## WHAT THIS TASK INVOLVES
Write out, precisely and in full, each line of the material.
********
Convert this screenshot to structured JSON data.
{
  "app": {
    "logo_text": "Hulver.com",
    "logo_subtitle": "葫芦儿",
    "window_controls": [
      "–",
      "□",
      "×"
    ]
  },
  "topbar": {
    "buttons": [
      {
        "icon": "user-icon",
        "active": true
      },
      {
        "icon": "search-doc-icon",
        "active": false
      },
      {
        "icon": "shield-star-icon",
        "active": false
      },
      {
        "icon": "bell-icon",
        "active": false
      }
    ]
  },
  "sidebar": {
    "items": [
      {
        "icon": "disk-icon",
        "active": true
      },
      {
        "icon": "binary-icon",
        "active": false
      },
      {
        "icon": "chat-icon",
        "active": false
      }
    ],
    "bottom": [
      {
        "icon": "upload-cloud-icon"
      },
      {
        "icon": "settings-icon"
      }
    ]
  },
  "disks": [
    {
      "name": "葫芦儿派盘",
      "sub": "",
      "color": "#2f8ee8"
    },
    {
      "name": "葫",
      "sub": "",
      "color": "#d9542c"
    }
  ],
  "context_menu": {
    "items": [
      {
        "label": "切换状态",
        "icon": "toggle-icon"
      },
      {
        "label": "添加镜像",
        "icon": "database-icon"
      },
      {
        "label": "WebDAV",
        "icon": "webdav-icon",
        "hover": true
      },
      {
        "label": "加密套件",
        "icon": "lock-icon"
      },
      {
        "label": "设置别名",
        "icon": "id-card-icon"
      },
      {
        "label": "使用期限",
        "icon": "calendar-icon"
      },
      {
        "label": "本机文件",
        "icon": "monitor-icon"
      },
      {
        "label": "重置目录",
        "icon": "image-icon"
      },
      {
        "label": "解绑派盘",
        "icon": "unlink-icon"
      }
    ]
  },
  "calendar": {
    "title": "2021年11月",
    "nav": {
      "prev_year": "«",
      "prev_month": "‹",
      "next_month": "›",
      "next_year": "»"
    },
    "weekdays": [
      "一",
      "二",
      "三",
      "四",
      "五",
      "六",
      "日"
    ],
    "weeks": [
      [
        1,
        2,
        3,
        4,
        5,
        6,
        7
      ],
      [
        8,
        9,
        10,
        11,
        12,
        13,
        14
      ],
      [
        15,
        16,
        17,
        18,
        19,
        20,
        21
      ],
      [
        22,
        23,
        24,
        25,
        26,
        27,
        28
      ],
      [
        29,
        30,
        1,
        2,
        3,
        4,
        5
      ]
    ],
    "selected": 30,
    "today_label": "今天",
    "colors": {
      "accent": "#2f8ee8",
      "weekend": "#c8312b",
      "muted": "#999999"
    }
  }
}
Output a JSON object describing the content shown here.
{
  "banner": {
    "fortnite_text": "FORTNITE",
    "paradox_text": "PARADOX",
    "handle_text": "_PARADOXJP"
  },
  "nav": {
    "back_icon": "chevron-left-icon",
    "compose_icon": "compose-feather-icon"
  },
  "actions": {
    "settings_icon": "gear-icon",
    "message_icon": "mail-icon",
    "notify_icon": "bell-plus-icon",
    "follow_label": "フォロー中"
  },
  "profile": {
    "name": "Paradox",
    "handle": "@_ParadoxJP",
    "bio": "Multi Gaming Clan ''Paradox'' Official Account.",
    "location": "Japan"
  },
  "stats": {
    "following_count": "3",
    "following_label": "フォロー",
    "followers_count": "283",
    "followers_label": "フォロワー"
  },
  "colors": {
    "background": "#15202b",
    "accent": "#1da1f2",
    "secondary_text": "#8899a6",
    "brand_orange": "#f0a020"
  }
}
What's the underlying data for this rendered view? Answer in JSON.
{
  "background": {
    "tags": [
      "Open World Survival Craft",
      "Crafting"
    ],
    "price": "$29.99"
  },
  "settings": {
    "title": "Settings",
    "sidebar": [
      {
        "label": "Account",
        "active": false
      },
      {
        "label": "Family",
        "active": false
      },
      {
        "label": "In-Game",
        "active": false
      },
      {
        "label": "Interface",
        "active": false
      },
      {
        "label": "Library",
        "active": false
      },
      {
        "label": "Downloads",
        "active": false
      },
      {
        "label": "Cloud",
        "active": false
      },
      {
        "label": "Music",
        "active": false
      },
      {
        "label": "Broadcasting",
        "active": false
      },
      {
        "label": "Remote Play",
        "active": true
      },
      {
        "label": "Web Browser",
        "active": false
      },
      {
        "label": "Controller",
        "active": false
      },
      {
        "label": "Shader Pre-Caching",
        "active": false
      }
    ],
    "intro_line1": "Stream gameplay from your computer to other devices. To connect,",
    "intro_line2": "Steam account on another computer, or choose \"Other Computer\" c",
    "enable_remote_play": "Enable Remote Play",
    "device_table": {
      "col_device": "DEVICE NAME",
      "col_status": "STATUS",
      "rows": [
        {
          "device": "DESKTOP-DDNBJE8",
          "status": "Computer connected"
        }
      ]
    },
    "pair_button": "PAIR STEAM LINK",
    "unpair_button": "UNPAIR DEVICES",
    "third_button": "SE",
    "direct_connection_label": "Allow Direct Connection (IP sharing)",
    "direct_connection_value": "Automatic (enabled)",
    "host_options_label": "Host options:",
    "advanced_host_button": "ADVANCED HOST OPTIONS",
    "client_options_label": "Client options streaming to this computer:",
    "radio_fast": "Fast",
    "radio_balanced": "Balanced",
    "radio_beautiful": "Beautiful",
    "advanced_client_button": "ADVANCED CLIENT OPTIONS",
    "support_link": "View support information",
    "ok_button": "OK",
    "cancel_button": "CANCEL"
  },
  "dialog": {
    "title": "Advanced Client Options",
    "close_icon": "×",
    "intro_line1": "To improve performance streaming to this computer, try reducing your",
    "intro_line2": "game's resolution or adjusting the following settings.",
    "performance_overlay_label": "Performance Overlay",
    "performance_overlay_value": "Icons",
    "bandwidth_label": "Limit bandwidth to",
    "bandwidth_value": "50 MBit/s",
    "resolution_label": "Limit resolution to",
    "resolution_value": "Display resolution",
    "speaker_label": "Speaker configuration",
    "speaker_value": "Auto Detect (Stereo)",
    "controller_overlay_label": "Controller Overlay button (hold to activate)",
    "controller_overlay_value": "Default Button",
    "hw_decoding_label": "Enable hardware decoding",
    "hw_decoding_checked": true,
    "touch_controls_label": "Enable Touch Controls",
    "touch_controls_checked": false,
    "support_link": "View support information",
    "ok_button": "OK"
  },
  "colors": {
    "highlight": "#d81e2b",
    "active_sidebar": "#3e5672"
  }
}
********
## EXPECTED OUTPUT
Convert this screenshot to structured JSON data.
{
  "app": {
    "logo_text": "Hulver.com",
    "logo_subtitle": "葫芦儿",
    "window_controls": [
      "–",
      "□",
      "×"
    ]
  },
  "topbar": {
    "buttons": [
      {
        "icon": "user-icon",
        "active": true
      },
      {
        "icon": "search-doc-icon",
        "active": false
      },
      {
        "icon": "shield-star-icon",
        "active": false
      },
      {
        "icon": "bell-icon",
        "active": false
      }
    ]
  },
  "sidebar": {
    "items": [
      {
        "icon": "disk-icon",
        "active": true
      },
      {
        "icon": "binary-icon",
        "active": false
      },
      {
        "icon": "chat-icon",
        "active": false
      }
    ],
    "bottom": [
      {
        "icon": "upload-cloud-icon"
      },
      {
        "icon": "settings-icon"
      }
    ]
  },
  "disks": [
    {
      "name": "葫芦儿派盘",
      "sub": "",
      "color": "#2f8ee8"
    },
    {
      "name": "葫",
      "sub": "",
      "color": "#d9542c"
    }
  ],
  "context_menu": {
    "items": [
      {
        "label": "切换状态",
        "icon": "toggle-icon"
      },
      {
        "label": "添加镜像",
        "icon": "database-icon"
      },
      {
        "label": "WebDAV",
        "icon": "webdav-icon",
        "hover": true
      },
      {
        "label": "加密套件",
        "icon": "lock-icon"
      },
      {
        "label": "设置别名",
        "icon": "id-card-icon"
      },
      {
        "label": "使用期限",
        "icon": "calendar-icon"
      },
      {
        "label": "本机文件",
        "icon": "monitor-icon"
      },
      {
        "label": "重置目录",
        "icon": "image-icon"
      },
      {
        "label": "解绑派盘",
        "icon": "unlink-icon"
      }
    ]
  },
  "calendar": {
    "title": "2021年11月",
    "nav": {
      "prev_year": "«",
      "prev_month": "‹",
      "next_month": "›",
      "next_year": "»"
    },
    "weekdays": [
      "一",
      "二",
      "三",
      "四",
      "五",
      "六",
      "日"
    ],
    "weeks": [
      [
        1,
        2,
        3,
        4,
        5,
        6,
        7
      ],
      [
        8,
        9,
        10,
        11,
        12,
        13,
        14
      ],
      [
        15,
        16,
        17,
        18,
        19,
        20,
        21
      ],
      [
        22,
        23,
        24,
        25,
        26,
        27,
        28
      ],
      [
        29,
        30,
        1,
        2,
        3,
        4,
        5
      ]
    ],
    "selected": 30,
    "today_label": "今天",
    "colors": {
      "accent": "#2f8ee8",
      "weekend": "#c8312b",
      "muted": "#999999"
    }
  }
}
Output a JSON object describing the content shown here.
{
  "banner": {
    "fortnite_text": "FORTNITE",
    "paradox_text": "PARADOX",
    "handle_text": "_PARADOXJP"
  },
  "nav": {
    "back_icon": "chevron-left-icon",
    "compose_icon": "compose-feather-icon"
  },
  "actions": {
    "settings_icon": "gear-icon",
    "message_icon": "mail-icon",
    "notify_icon": "bell-plus-icon",
    "follow_label": "フォロー中"
  },
  "profile": {
    "name": "Paradox",
    "handle": "@_ParadoxJP",
    "bio": "Multi Gaming Clan ''Paradox'' Official Account.",
    "location": "Japan"
  },
  "stats": {
    "following_count": "3",
    "following_label": "フォロー",
    "followers_count": "283",
    "followers_label": "フォロワー"
  },
  "colors": {
    "background": "#15202b",
    "accent": "#1da1f2",
    "secondary_text": "#8899a6",
    "brand_orange": "#f0a020"
  }
}
What's the underlying data for this rendered view? Answer in JSON.
{
  "background": {
    "tags": [
      "Open World Survival Craft",
      "Crafting"
    ],
    "price": "$29.99"
  },
  "settings": {
    "title": "Settings",
    "sidebar": [
      {
        "label": "Account",
        "active": false
      },
      {
        "label": "Family",
        "active": false
      },
      {
        "label": "In-Game",
        "active": false
      },
      {
        "label": "Interface",
        "active": false
      },
      {
        "label": "Library",
        "active": false
      },
      {
        "label": "Downloads",
        "active": false
      },
      {
        "label": "Cloud",
        "active": false
      },
      {
        "label": "Music",
        "active": false
      },
      {
        "label": "Broadcasting",
        "active": false
      },
      {
        "label": "Remote Play",
        "active": true
      },
      {
        "label": "Web Browser",
        "active": false
      },
      {
        "label": "Controller",
        "active": false
      },
      {
        "label": "Shader Pre-Caching",
        "active": false
      }
    ],
    "intro_line1": "Stream gameplay from your computer to other devices. To connect,",
    "intro_line2": "Steam account on another computer, or choose \"Other Computer\" c",
    "enable_remote_play": "Enable Remote Play",
    "device_table": {
      "col_device": "DEVICE NAME",
      "col_status": "STATUS",
      "rows": [
        {
          "device": "DESKTOP-DDNBJE8",
          "status": "Computer connected"
        }
      ]
    },
    "pair_button": "PAIR STEAM LINK",
    "unpair_button": "UNPAIR DEVICES",
    "third_button": "SE",
    "direct_connection_label": "Allow Direct Connection (IP sharing)",
    "direct_connection_value": "Automatic (enabled)",
    "host_options_label": "Host options:",
    "advanced_host_button": "ADVANCED HOST OPTIONS",
    "client_options_label": "Client options streaming to this computer:",
    "radio_fast": "Fast",
    "radio_balanced": "Balanced",
    "radio_beautiful": "Beautiful",
    "advanced_client_button": "ADVANCED CLIENT OPTIONS",
    "support_link": "View support information",
    "ok_button": "OK",
    "cancel_button": "CANCEL"
  },
  "dialog": {
    "title": "Advanced Client Options",
    "close_icon": "×",
    "intro_line1": "To improve performance streaming to this computer, try reducing your",
    "intro_line2": "game's resolution or adjusting the following settings.",
    "performance_overlay_label": "Performance Overlay",
    "performance_overlay_value": "Icons",
    "bandwidth_label": "Limit bandwidth to",
    "bandwidth_value": "50 MBit/s",
    "resolution_label": "Limit resolution to",
    "resolution_value": "Display resolution",
    "speaker_label": "Speaker configuration",
    "speaker_value": "Auto Detect (Stereo)",
    "controller_overlay_label": "Controller Overlay button (hold to activate)",
    "controller_overlay_value": "Default Button",
    "hw_decoding_label": "Enable hardware decoding",
    "hw_decoding_checked": true,
    "touch_controls_label": "Enable Touch Controls",
    "touch_controls_checked": false,
    "support_link": "View support information",
    "ok_button": "OK"
  },
  "colors": {
    "highlight": "#d81e2b",
    "active_sidebar": "#3e5672"
  }
}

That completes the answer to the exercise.